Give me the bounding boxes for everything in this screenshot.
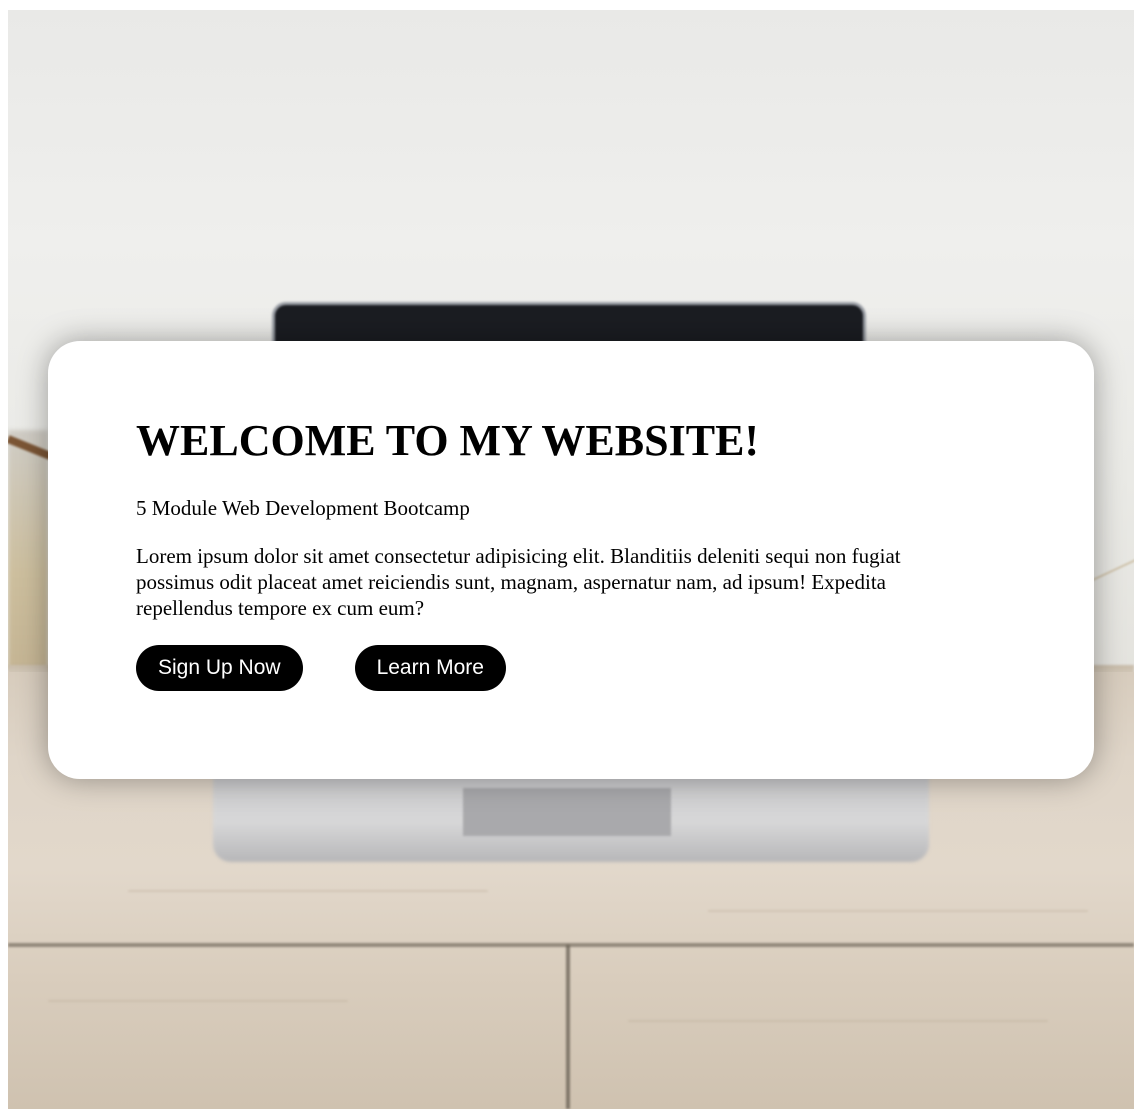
sign-up-button[interactable]: Sign Up Now [136,645,303,691]
hero-description: Lorem ipsum dolor sit amet consectetur a… [136,544,901,620]
hero-button-group: Sign Up Now Learn More [136,645,956,691]
background-decor-left [8,430,48,670]
background-laptop-trackpad [463,788,671,836]
background-wood-grain [128,890,488,892]
background-table-seam [566,945,570,1109]
background-table-seam [8,943,1134,947]
background-wood-grain [628,1020,1048,1022]
background-wood-grain [48,1000,348,1002]
background-wood-grain [708,910,1088,912]
hero-card: WELCOME TO MY WEBSITE! 5 Module Web Deve… [48,341,1094,779]
hero-content: WELCOME TO MY WEBSITE! 5 Module Web Deve… [136,413,956,691]
hero-subtitle: 5 Module Web Development Bootcamp [136,496,470,520]
page-title: WELCOME TO MY WEBSITE! [136,416,760,465]
learn-more-button[interactable]: Learn More [354,645,506,691]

· · ·

* Problem to work on
Recast the lines above as a numbered list, skipping any blank lines and leaving out the pictures.

* Output of the task
1. Give me the bounding boxes for everything in this screenshot.
2. sign-up-button[interactable]: Sign Up Now [136,645,303,691]
3. hero-description: Lorem ipsum dolor sit amet consectetur a… [136,544,901,620]
4. hero-button-group: Sign Up Now Learn More [136,645,956,691]
5. background-decor-left [8,430,48,670]
6. background-laptop-trackpad [463,788,671,836]
7. background-wood-grain [128,890,488,892]
8. background-table-seam [566,945,570,1109]
9. background-table-seam [8,943,1134,947]
10. background-wood-grain [628,1020,1048,1022]
11. background-wood-grain [48,1000,348,1002]
12. background-wood-grain [708,910,1088,912]
13. hero-card: WELCOME TO MY WEBSITE! 5 Module Web Deve… [48,341,1094,779]
14. hero-content: WELCOME TO MY WEBSITE! 5 Module Web Deve… [136,413,956,691]
15. hero-subtitle: 5 Module Web Development Bootcamp [136,496,470,520]
16. page-title: WELCOME TO MY WEBSITE! [136,416,760,465]
17. learn-more-button[interactable]: Learn More [354,645,506,691]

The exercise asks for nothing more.